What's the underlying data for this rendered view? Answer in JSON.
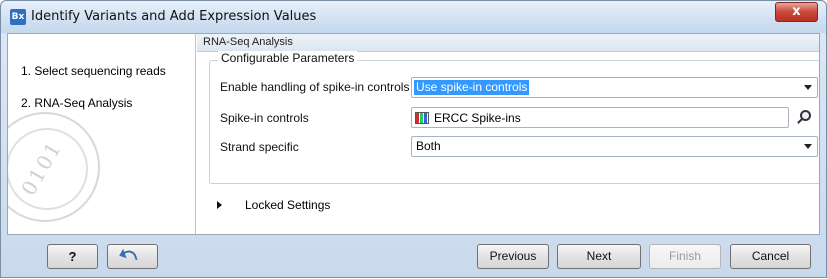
{
  "window": {
    "title": "Identify Variants and Add Expression Values",
    "app_icon": "Bx",
    "close_glyph": "x"
  },
  "steps": [
    {
      "label": "1.  Select sequencing reads"
    },
    {
      "label": "2.  RNA-Seq Analysis"
    }
  ],
  "panel": {
    "header": "RNA-Seq Analysis",
    "group_title": "Configurable Parameters",
    "rows": {
      "spike_handling": {
        "label": "Enable handling of spike-in controls",
        "value": "Use spike-in controls"
      },
      "spike_controls": {
        "label": "Spike-in controls",
        "value": "ERCC Spike-ins"
      },
      "strand": {
        "label": "Strand specific",
        "value": "Both"
      }
    },
    "locked_label": "Locked Settings"
  },
  "footer": {
    "help_label": "?",
    "previous_label": "Previous",
    "next_label": "Next",
    "finish_label": "Finish",
    "cancel_label": "Cancel"
  },
  "colors": {
    "selection": "#3399ff",
    "close_button": "#c9473a"
  }
}
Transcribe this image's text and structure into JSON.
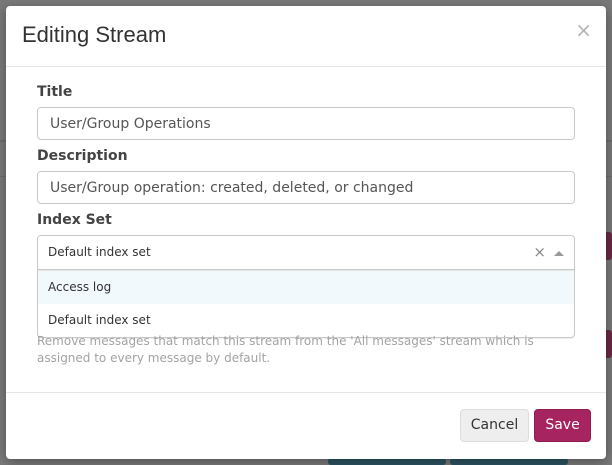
{
  "modal": {
    "title": "Editing Stream",
    "close_icon": "close-icon"
  },
  "form": {
    "title_label": "Title",
    "title_value": "User/Group Operations",
    "description_label": "Description",
    "description_value": "User/Group operation: created, deleted, or changed",
    "index_set_label": "Index Set",
    "index_set_selected": "Default index set",
    "index_set_options": [
      "Access log",
      "Default index set"
    ],
    "remove_matches_help": "Remove messages that match this stream from the 'All messages' stream which is assigned to every message by default."
  },
  "footer": {
    "cancel_label": "Cancel",
    "save_label": "Save"
  },
  "colors": {
    "accent": "#a6245f",
    "option_hover": "#f2f9fc"
  }
}
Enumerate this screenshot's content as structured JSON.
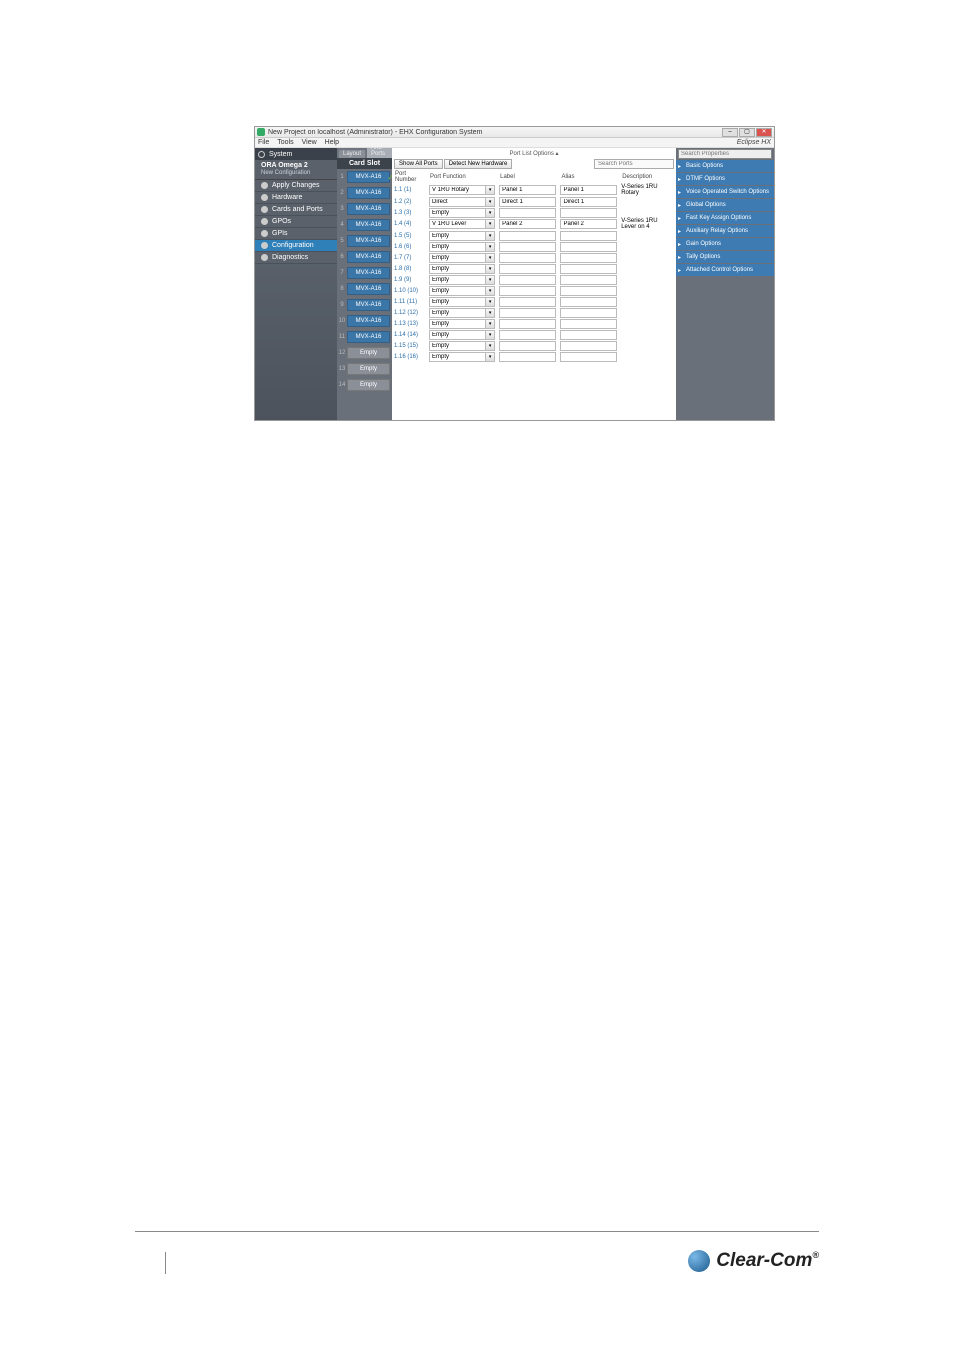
{
  "window": {
    "title": "New Project on localhost (Administrator) - EHX Configuration System",
    "brand": "Eclipse HX"
  },
  "menu": {
    "items": [
      "File",
      "Tools",
      "View",
      "Help"
    ]
  },
  "left_nav": {
    "system_label": "System",
    "device": "ORA Omega 2",
    "config": "New Configuration",
    "items": [
      {
        "label": "Apply Changes",
        "active": false
      },
      {
        "label": "Hardware",
        "active": false
      },
      {
        "label": "Cards and Ports",
        "active": false
      },
      {
        "label": "GPOs",
        "active": false
      },
      {
        "label": "GPIs",
        "active": false
      },
      {
        "label": "Configuration",
        "active": true
      },
      {
        "label": "Diagnostics",
        "active": false
      }
    ]
  },
  "tabs": {
    "layout": "Layout",
    "cards": "Cards And Ports",
    "active": "cards"
  },
  "slot_col": {
    "header": "Card Slot",
    "slots": [
      {
        "n": 1,
        "label": "MVX-A16",
        "selected": true
      },
      {
        "n": 2,
        "label": "MVX-A16"
      },
      {
        "n": 3,
        "label": "MVX-A16"
      },
      {
        "n": 4,
        "label": "MVX-A16"
      },
      {
        "n": 5,
        "label": "MVX-A16"
      },
      {
        "n": 6,
        "label": "MVX-A16"
      },
      {
        "n": 7,
        "label": "MVX-A16"
      },
      {
        "n": 8,
        "label": "MVX-A16"
      },
      {
        "n": 9,
        "label": "MVX-A16"
      },
      {
        "n": 10,
        "label": "MVX-A16"
      },
      {
        "n": 11,
        "label": "MVX-A16"
      },
      {
        "n": 12,
        "label": "Empty",
        "empty": true
      },
      {
        "n": 13,
        "label": "Empty",
        "empty": true
      },
      {
        "n": 14,
        "label": "Empty",
        "empty": true
      }
    ]
  },
  "main": {
    "port_list_options": "Port List Options ▴",
    "show_all": "Show All Ports",
    "detect": "Detect New Hardware",
    "search_placeholder": "Search Ports",
    "headers": {
      "port_number": "Port Number",
      "port_function": "Port Function",
      "label": "Label",
      "alias": "Alias",
      "description": "Description"
    },
    "rows": [
      {
        "pn": "1.1 (1)",
        "pf": "V 1RU Rotary",
        "label": "Panel 1",
        "alias": "Panel 1",
        "desc": "V-Series 1RU Rotary"
      },
      {
        "pn": "1.2 (2)",
        "pf": "Direct",
        "label": "Direct 1",
        "alias": "Direct 1",
        "desc": ""
      },
      {
        "pn": "1.3 (3)",
        "pf": "Empty",
        "label": "",
        "alias": "",
        "desc": ""
      },
      {
        "pn": "1.4 (4)",
        "pf": "V 1RU Lever",
        "label": "Panel 2",
        "alias": "Panel 2",
        "desc": "V-Series 1RU Lever on 4"
      },
      {
        "pn": "1.5 (5)",
        "pf": "Empty",
        "label": "",
        "alias": "",
        "desc": ""
      },
      {
        "pn": "1.6 (6)",
        "pf": "Empty",
        "label": "",
        "alias": "",
        "desc": ""
      },
      {
        "pn": "1.7 (7)",
        "pf": "Empty",
        "label": "",
        "alias": "",
        "desc": ""
      },
      {
        "pn": "1.8 (8)",
        "pf": "Empty",
        "label": "",
        "alias": "",
        "desc": ""
      },
      {
        "pn": "1.9 (9)",
        "pf": "Empty",
        "label": "",
        "alias": "",
        "desc": ""
      },
      {
        "pn": "1.10 (10)",
        "pf": "Empty",
        "label": "",
        "alias": "",
        "desc": ""
      },
      {
        "pn": "1.11 (11)",
        "pf": "Empty",
        "label": "",
        "alias": "",
        "desc": ""
      },
      {
        "pn": "1.12 (12)",
        "pf": "Empty",
        "label": "",
        "alias": "",
        "desc": ""
      },
      {
        "pn": "1.13 (13)",
        "pf": "Empty",
        "label": "",
        "alias": "",
        "desc": ""
      },
      {
        "pn": "1.14 (14)",
        "pf": "Empty",
        "label": "",
        "alias": "",
        "desc": ""
      },
      {
        "pn": "1.15 (15)",
        "pf": "Empty",
        "label": "",
        "alias": "",
        "desc": ""
      },
      {
        "pn": "1.16 (16)",
        "pf": "Empty",
        "label": "",
        "alias": "",
        "desc": ""
      }
    ]
  },
  "right": {
    "search_placeholder": "Search Properties",
    "sections": [
      "Basic Options",
      "DTMF Options",
      "Voice Operated Switch Options",
      "Global Options",
      "Fast Key Assign Options",
      "Auxiliary Relay Options",
      "Gain Options",
      "Tally Options",
      "Attached Control Options"
    ]
  },
  "footer": {
    "page": "",
    "brand": "Clear-Com",
    "reg": "®"
  }
}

§ What is expected
Your copy of the data should match it exactly, except that pictures are left out.

§ Output of the exercise
What's the underlying data for this rendered view? Answer in JSON.
{
  "window": {
    "title": "Identify Variants and Add Expression Values",
    "app_icon": "Bx",
    "close_glyph": "x"
  },
  "steps": [
    {
      "label": "1.  Select sequencing reads"
    },
    {
      "label": "2.  RNA-Seq Analysis"
    }
  ],
  "panel": {
    "header": "RNA-Seq Analysis",
    "group_title": "Configurable Parameters",
    "rows": {
      "spike_handling": {
        "label": "Enable handling of spike-in controls",
        "value": "Use spike-in controls"
      },
      "spike_controls": {
        "label": "Spike-in controls",
        "value": "ERCC Spike-ins"
      },
      "strand": {
        "label": "Strand specific",
        "value": "Both"
      }
    },
    "locked_label": "Locked Settings"
  },
  "footer": {
    "help_label": "?",
    "previous_label": "Previous",
    "next_label": "Next",
    "finish_label": "Finish",
    "cancel_label": "Cancel"
  },
  "colors": {
    "selection": "#3399ff",
    "close_button": "#c9473a"
  }
}
Transcribe this image's text and structure into JSON.
{
  "modal": {
    "title": "Editing Stream",
    "close_icon": "close-icon"
  },
  "form": {
    "title_label": "Title",
    "title_value": "User/Group Operations",
    "description_label": "Description",
    "description_value": "User/Group operation: created, deleted, or changed",
    "index_set_label": "Index Set",
    "index_set_selected": "Default index set",
    "index_set_options": [
      "Access log",
      "Default index set"
    ],
    "remove_matches_help": "Remove messages that match this stream from the 'All messages' stream which is assigned to every message by default."
  },
  "footer": {
    "cancel_label": "Cancel",
    "save_label": "Save"
  },
  "colors": {
    "accent": "#a6245f",
    "option_hover": "#f2f9fc"
  }
}
Enumerate this screenshot's content as structured JSON.
{
  "window": {
    "title": "New Project on localhost (Administrator) - EHX Configuration System",
    "brand": "Eclipse HX"
  },
  "menu": {
    "items": [
      "File",
      "Tools",
      "View",
      "Help"
    ]
  },
  "left_nav": {
    "system_label": "System",
    "device": "ORA Omega 2",
    "config": "New Configuration",
    "items": [
      {
        "label": "Apply Changes",
        "active": false
      },
      {
        "label": "Hardware",
        "active": false
      },
      {
        "label": "Cards and Ports",
        "active": false
      },
      {
        "label": "GPOs",
        "active": false
      },
      {
        "label": "GPIs",
        "active": false
      },
      {
        "label": "Configuration",
        "active": true
      },
      {
        "label": "Diagnostics",
        "active": false
      }
    ]
  },
  "tabs": {
    "layout": "Layout",
    "cards": "Cards And Ports",
    "active": "cards"
  },
  "slot_col": {
    "header": "Card Slot",
    "slots": [
      {
        "n": 1,
        "label": "MVX-A16",
        "selected": true
      },
      {
        "n": 2,
        "label": "MVX-A16"
      },
      {
        "n": 3,
        "label": "MVX-A16"
      },
      {
        "n": 4,
        "label": "MVX-A16"
      },
      {
        "n": 5,
        "label": "MVX-A16"
      },
      {
        "n": 6,
        "label": "MVX-A16"
      },
      {
        "n": 7,
        "label": "MVX-A16"
      },
      {
        "n": 8,
        "label": "MVX-A16"
      },
      {
        "n": 9,
        "label": "MVX-A16"
      },
      {
        "n": 10,
        "label": "MVX-A16"
      },
      {
        "n": 11,
        "label": "MVX-A16"
      },
      {
        "n": 12,
        "label": "Empty",
        "empty": true
      },
      {
        "n": 13,
        "label": "Empty",
        "empty": true
      },
      {
        "n": 14,
        "label": "Empty",
        "empty": true
      }
    ]
  },
  "main": {
    "port_list_options": "Port List Options ▴",
    "show_all": "Show All Ports",
    "detect": "Detect New Hardware",
    "search_placeholder": "Search Ports",
    "headers": {
      "port_number": "Port Number",
      "port_function": "Port Function",
      "label": "Label",
      "alias": "Alias",
      "description": "Description"
    },
    "rows": [
      {
        "pn": "1.1 (1)",
        "pf": "V 1RU Rotary",
        "label": "Panel 1",
        "alias": "Panel 1",
        "desc": "V-Series 1RU Rotary"
      },
      {
        "pn": "1.2 (2)",
        "pf": "Direct",
        "label": "Direct 1",
        "alias": "Direct 1",
        "desc": ""
      },
      {
        "pn": "1.3 (3)",
        "pf": "Empty",
        "label": "",
        "alias": "",
        "desc": ""
      },
      {
        "pn": "1.4 (4)",
        "pf": "V 1RU Lever",
        "label": "Panel 2",
        "alias": "Panel 2",
        "desc": "V-Series 1RU Lever on 4"
      },
      {
        "pn": "1.5 (5)",
        "pf": "Empty",
        "label": "",
        "alias": "",
        "desc": ""
      },
      {
        "pn": "1.6 (6)",
        "pf": "Empty",
        "label": "",
        "alias": "",
        "desc": ""
      },
      {
        "pn": "1.7 (7)",
        "pf": "Empty",
        "label": "",
        "alias": "",
        "desc": ""
      },
      {
        "pn": "1.8 (8)",
        "pf": "Empty",
        "label": "",
        "alias": "",
        "desc": ""
      },
      {
        "pn": "1.9 (9)",
        "pf": "Empty",
        "label": "",
        "alias": "",
        "desc": ""
      },
      {
        "pn": "1.10 (10)",
        "pf": "Empty",
        "label": "",
        "alias": "",
        "desc": ""
      },
      {
        "pn": "1.11 (11)",
        "pf": "Empty",
        "label": "",
        "alias": "",
        "desc": ""
      },
      {
        "pn": "1.12 (12)",
        "pf": "Empty",
        "label": "",
        "alias": "",
        "desc": ""
      },
      {
        "pn": "1.13 (13)",
        "pf": "Empty",
        "label": "",
        "alias": "",
        "desc": ""
      },
      {
        "pn": "1.14 (14)",
        "pf": "Empty",
        "label": "",
        "alias": "",
        "desc": ""
      },
      {
        "pn": "1.15 (15)",
        "pf": "Empty",
        "label": "",
        "alias": "",
        "desc": ""
      },
      {
        "pn": "1.16 (16)",
        "pf": "Empty",
        "label": "",
        "alias": "",
        "desc": ""
      }
    ]
  },
  "right": {
    "search_placeholder": "Search Properties",
    "sections": [
      "Basic Options",
      "DTMF Options",
      "Voice Operated Switch Options",
      "Global Options",
      "Fast Key Assign Options",
      "Auxiliary Relay Options",
      "Gain Options",
      "Tally Options",
      "Attached Control Options"
    ]
  },
  "footer": {
    "page": "",
    "brand": "Clear-Com",
    "reg": "®"
  }
}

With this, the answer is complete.